## Passage shown
Start
The depression began to develop at a quicker pace, and early on July 18, the JTWC upgraded it to a tropical storm. After Joe developed a central dense overcast, the JMA upgraded Joe into a severe tropical storm. At midday, the JTWC and JMA upgraded Joe into a typhoon. This intensity estimate was confirmed by a Hurricane hunter plane later on July 19, which measured a pressure of 974 mbar. An eye began to clear out on July 20. That same day, a Hurricane hunter aircraft recorded a pressure of 940 mbar. At midday, the JTWC estimated that Joe peaked in intensity, with winds of 120 mph, equal to a Category 3 hurricane on the United States-based Saffir-Simpson Hurricane Wind Scale (SSHWS). Meanwhile, the JMA estimated maximum intensity of 100 mph.
End
## Dataset content
Start
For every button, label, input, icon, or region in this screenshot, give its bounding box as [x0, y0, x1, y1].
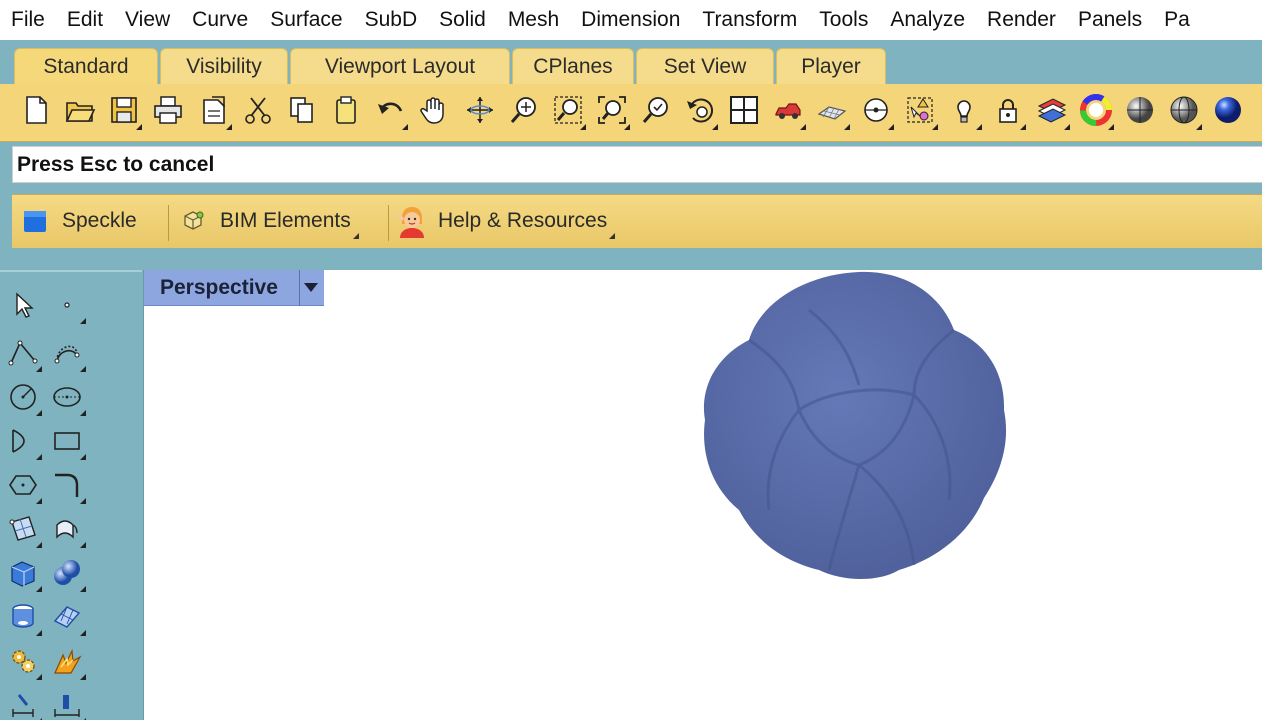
End
## Task details
Pull out the full passage above about Typhoon Joe and reproduce it word for word, with nothing changed or left out.

## Output for this task
The depression began to develop at a quicker pace, and early on July 18, the JTWC upgraded it to a tropical storm. After Joe developed a central dense overcast, the JMA upgraded Joe into a severe tropical storm. At midday, the JTWC and JMA upgraded Joe into a typhoon. This intensity estimate was confirmed by a Hurricane hunter plane later on July 19, which measured a pressure of 974 mbar. An eye began to clear out on July 20. That same day, a Hurricane hunter aircraft recorded a pressure of 940 mbar. At midday, the JTWC estimated that Joe peaked in intensity, with winds of 120 mph, equal to a Category 3 hurricane on the United States-based Saffir-Simpson Hurricane Wind Scale (SSHWS). Meanwhile, the JMA estimated maximum intensity of 100 mph.